**PROBLEM TO SOLVE:** Transcribe the material in full. Nothing should differ except that the pictures are left out.

**DATASET RECORDS:**
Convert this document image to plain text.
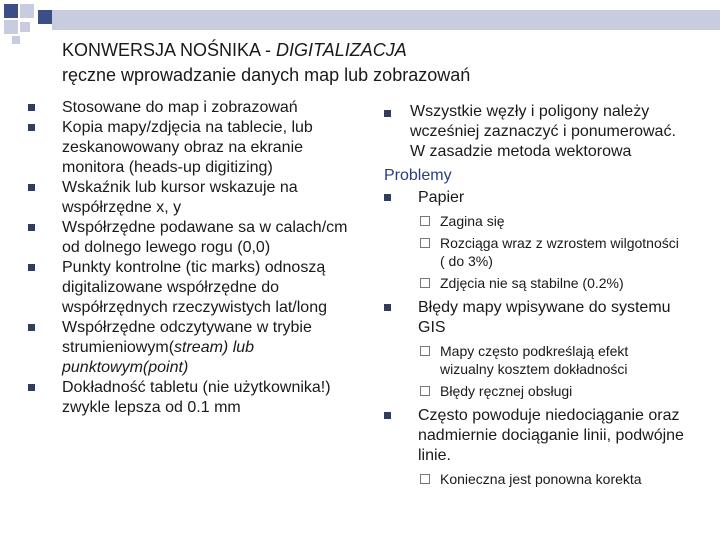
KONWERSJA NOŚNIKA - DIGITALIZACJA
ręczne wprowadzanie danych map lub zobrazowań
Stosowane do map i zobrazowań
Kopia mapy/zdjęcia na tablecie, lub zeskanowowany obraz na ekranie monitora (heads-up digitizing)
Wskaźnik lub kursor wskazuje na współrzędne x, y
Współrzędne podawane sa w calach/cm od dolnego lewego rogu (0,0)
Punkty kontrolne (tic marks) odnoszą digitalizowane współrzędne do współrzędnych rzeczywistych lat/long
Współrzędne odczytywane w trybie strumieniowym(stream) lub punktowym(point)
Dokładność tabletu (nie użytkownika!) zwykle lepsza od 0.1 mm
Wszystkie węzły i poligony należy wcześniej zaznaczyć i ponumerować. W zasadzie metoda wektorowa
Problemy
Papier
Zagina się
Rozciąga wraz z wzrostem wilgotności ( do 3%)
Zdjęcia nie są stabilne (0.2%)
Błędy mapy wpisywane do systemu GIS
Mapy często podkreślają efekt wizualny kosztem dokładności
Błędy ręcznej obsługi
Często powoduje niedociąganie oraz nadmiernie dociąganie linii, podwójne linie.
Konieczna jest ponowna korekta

**SOLUTION TO THE EXERCISE:**
Convert this document image to plain text.
KONWERSJA NOŚNIKA - DIGITALIZACJA
ręczne wprowadzanie danych map lub zobrazowań
Stosowane do map i zobrazowań
Kopia mapy/zdjęcia na tablecie, lub zeskanowowany obraz na ekranie monitora (heads-up digitizing)
Wskaźnik lub kursor wskazuje na współrzędne x, y
Współrzędne podawane sa w calach/cm od dolnego lewego rogu (0,0)
Punkty kontrolne (tic marks) odnoszą digitalizowane współrzędne do współrzędnych rzeczywistych lat/long
Współrzędne odczytywane w trybie strumieniowym(stream) lub punktowym(point)
Dokładność tabletu (nie użytkownika!) zwykle lepsza od 0.1 mm
Wszystkie węzły i poligony należy wcześniej zaznaczyć i ponumerować. W zasadzie metoda wektorowa
Problemy
Papier
Zagina się
Rozciąga wraz z wzrostem wilgotności ( do 3%)
Zdjęcia nie są stabilne (0.2%)
Błędy mapy wpisywane do systemu GIS
Mapy często podkreślają efekt wizualny kosztem dokładności
Błędy ręcznej obsługi
Często powoduje niedociąganie oraz nadmiernie dociąganie linii, podwójne linie.
Konieczna jest ponowna korekta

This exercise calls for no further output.